• _Goal_: Give the listing below again in full, exactly as written.

-- START --

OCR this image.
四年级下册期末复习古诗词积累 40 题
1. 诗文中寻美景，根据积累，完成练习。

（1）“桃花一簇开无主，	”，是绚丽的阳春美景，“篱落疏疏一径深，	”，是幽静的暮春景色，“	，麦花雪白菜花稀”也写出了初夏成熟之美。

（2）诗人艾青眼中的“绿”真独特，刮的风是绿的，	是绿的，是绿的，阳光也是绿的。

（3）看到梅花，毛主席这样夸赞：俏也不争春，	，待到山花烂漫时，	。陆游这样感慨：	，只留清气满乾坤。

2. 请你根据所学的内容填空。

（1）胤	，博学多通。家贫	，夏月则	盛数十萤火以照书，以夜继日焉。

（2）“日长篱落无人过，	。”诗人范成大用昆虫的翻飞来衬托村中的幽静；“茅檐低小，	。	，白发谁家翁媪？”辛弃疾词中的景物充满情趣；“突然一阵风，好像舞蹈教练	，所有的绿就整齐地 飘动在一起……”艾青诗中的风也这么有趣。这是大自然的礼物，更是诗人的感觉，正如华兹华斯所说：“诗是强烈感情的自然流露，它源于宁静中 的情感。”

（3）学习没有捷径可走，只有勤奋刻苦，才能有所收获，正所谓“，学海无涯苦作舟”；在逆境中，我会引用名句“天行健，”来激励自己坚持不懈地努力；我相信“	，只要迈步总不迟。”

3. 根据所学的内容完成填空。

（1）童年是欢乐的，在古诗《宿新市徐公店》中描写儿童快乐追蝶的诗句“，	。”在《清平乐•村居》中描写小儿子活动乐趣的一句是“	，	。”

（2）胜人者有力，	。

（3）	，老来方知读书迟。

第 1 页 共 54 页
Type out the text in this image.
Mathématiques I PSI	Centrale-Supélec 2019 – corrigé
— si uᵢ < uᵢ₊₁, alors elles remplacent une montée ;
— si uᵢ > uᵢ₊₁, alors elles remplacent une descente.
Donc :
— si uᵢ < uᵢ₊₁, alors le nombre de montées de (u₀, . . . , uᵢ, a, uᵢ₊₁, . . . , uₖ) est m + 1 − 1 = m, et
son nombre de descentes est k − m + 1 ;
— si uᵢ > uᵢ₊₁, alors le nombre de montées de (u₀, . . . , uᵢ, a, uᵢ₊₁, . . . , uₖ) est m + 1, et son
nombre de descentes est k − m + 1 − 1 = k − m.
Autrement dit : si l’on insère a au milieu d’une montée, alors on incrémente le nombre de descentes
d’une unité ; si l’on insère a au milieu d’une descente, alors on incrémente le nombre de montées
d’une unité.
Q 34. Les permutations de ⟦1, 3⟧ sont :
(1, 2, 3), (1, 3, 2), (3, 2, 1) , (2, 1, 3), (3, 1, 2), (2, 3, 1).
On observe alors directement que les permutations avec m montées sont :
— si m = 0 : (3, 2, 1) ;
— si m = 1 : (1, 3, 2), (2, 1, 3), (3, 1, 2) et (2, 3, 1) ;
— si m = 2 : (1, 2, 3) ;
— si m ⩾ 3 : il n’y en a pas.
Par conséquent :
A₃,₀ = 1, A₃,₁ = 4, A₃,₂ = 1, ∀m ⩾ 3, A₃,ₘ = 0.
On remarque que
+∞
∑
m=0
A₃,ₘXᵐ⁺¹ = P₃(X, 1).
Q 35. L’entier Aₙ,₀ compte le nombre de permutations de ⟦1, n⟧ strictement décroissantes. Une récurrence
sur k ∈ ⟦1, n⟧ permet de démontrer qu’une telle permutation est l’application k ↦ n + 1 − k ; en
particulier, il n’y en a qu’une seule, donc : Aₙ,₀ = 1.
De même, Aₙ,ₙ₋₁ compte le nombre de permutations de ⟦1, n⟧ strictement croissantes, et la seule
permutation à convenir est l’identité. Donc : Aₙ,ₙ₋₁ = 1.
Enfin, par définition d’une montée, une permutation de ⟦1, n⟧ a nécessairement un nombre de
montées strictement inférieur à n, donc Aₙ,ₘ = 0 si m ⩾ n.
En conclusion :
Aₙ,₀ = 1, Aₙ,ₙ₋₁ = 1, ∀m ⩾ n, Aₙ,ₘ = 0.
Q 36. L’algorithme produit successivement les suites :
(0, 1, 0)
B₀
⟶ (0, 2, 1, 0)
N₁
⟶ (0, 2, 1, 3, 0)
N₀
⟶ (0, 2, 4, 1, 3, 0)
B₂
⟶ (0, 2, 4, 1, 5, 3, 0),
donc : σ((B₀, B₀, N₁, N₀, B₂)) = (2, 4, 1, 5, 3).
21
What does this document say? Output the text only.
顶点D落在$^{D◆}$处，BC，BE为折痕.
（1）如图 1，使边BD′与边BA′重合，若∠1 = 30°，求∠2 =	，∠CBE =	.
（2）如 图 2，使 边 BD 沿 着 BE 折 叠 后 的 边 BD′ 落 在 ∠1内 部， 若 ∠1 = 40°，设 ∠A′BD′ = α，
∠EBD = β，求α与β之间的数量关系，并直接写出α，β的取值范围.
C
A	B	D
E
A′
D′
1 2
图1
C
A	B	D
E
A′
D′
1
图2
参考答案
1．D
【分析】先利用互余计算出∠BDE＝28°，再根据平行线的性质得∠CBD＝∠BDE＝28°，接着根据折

-- END --

• _Correct answer_:
OCR this image.
四年级下册期末复习古诗词积累 40 题
1. 诗文中寻美景，根据积累，完成练习。

（1）“桃花一簇开无主，	”，是绚丽的阳春美景，“篱落疏疏一径深，	”，是幽静的暮春景色，“	，麦花雪白菜花稀”也写出了初夏成熟之美。

（2）诗人艾青眼中的“绿”真独特，刮的风是绿的，	是绿的，是绿的，阳光也是绿的。

（3）看到梅花，毛主席这样夸赞：俏也不争春，	，待到山花烂漫时，	。陆游这样感慨：	，只留清气满乾坤。

2. 请你根据所学的内容填空。

（1）胤	，博学多通。家贫	，夏月则	盛数十萤火以照书，以夜继日焉。

（2）“日长篱落无人过，	。”诗人范成大用昆虫的翻飞来衬托村中的幽静；“茅檐低小，	。	，白发谁家翁媪？”辛弃疾词中的景物充满情趣；“突然一阵风，好像舞蹈教练	，所有的绿就整齐地 飘动在一起……”艾青诗中的风也这么有趣。这是大自然的礼物，更是诗人的感觉，正如华兹华斯所说：“诗是强烈感情的自然流露，它源于宁静中 的情感。”

（3）学习没有捷径可走，只有勤奋刻苦，才能有所收获，正所谓“，学海无涯苦作舟”；在逆境中，我会引用名句“天行健，”来激励自己坚持不懈地努力；我相信“	，只要迈步总不迟。”

3. 根据所学的内容完成填空。

（1）童年是欢乐的，在古诗《宿新市徐公店》中描写儿童快乐追蝶的诗句“，	。”在《清平乐•村居》中描写小儿子活动乐趣的一句是“	，	。”

（2）胜人者有力，	。

（3）	，老来方知读书迟。

第 1 页 共 54 页
Type out the text in this image.
Mathématiques I PSI	Centrale-Supélec 2019 – corrigé
— si uᵢ < uᵢ₊₁, alors elles remplacent une montée ;
— si uᵢ > uᵢ₊₁, alors elles remplacent une descente.
Donc :
— si uᵢ < uᵢ₊₁, alors le nombre de montées de (u₀, . . . , uᵢ, a, uᵢ₊₁, . . . , uₖ) est m + 1 − 1 = m, et
son nombre de descentes est k − m + 1 ;
— si uᵢ > uᵢ₊₁, alors le nombre de montées de (u₀, . . . , uᵢ, a, uᵢ₊₁, . . . , uₖ) est m + 1, et son
nombre de descentes est k − m + 1 − 1 = k − m.
Autrement dit : si l’on insère a au milieu d’une montée, alors on incrémente le nombre de descentes
d’une unité ; si l’on insère a au milieu d’une descente, alors on incrémente le nombre de montées
d’une unité.
Q 34. Les permutations de ⟦1, 3⟧ sont :
(1, 2, 3), (1, 3, 2), (3, 2, 1) , (2, 1, 3), (3, 1, 2), (2, 3, 1).
On observe alors directement que les permutations avec m montées sont :
— si m = 0 : (3, 2, 1) ;
— si m = 1 : (1, 3, 2), (2, 1, 3), (3, 1, 2) et (2, 3, 1) ;
— si m = 2 : (1, 2, 3) ;
— si m ⩾ 3 : il n’y en a pas.
Par conséquent :
A₃,₀ = 1, A₃,₁ = 4, A₃,₂ = 1, ∀m ⩾ 3, A₃,ₘ = 0.
On remarque que
+∞
∑
m=0
A₃,ₘXᵐ⁺¹ = P₃(X, 1).
Q 35. L’entier Aₙ,₀ compte le nombre de permutations de ⟦1, n⟧ strictement décroissantes. Une récurrence
sur k ∈ ⟦1, n⟧ permet de démontrer qu’une telle permutation est l’application k ↦ n + 1 − k ; en
particulier, il n’y en a qu’une seule, donc : Aₙ,₀ = 1.
De même, Aₙ,ₙ₋₁ compte le nombre de permutations de ⟦1, n⟧ strictement croissantes, et la seule
permutation à convenir est l’identité. Donc : Aₙ,ₙ₋₁ = 1.
Enfin, par définition d’une montée, une permutation de ⟦1, n⟧ a nécessairement un nombre de
montées strictement inférieur à n, donc Aₙ,ₘ = 0 si m ⩾ n.
En conclusion :
Aₙ,₀ = 1, Aₙ,ₙ₋₁ = 1, ∀m ⩾ n, Aₙ,ₘ = 0.
Q 36. L’algorithme produit successivement les suites :
(0, 1, 0)
B₀
⟶ (0, 2, 1, 0)
N₁
⟶ (0, 2, 1, 3, 0)
N₀
⟶ (0, 2, 4, 1, 3, 0)
B₂
⟶ (0, 2, 4, 1, 5, 3, 0),
donc : σ((B₀, B₀, N₁, N₀, B₂)) = (2, 4, 1, 5, 3).
21
What does this document say? Output the text only.
顶点D落在$^{D◆}$处，BC，BE为折痕.
（1）如图 1，使边BD′与边BA′重合，若∠1 = 30°，求∠2 =	，∠CBE =	.
（2）如 图 2，使 边 BD 沿 着 BE 折 叠 后 的 边 BD′ 落 在 ∠1内 部， 若 ∠1 = 40°，设 ∠A′BD′ = α，
∠EBD = β，求α与β之间的数量关系，并直接写出α，β的取值范围.
C
A	B	D
E
A′
D′
1 2
图1
C
A	B	D
E
A′
D′
1
图2
参考答案
1．D
【分析】先利用互余计算出∠BDE＝28°，再根据平行线的性质得∠CBD＝∠BDE＝28°，接着根据折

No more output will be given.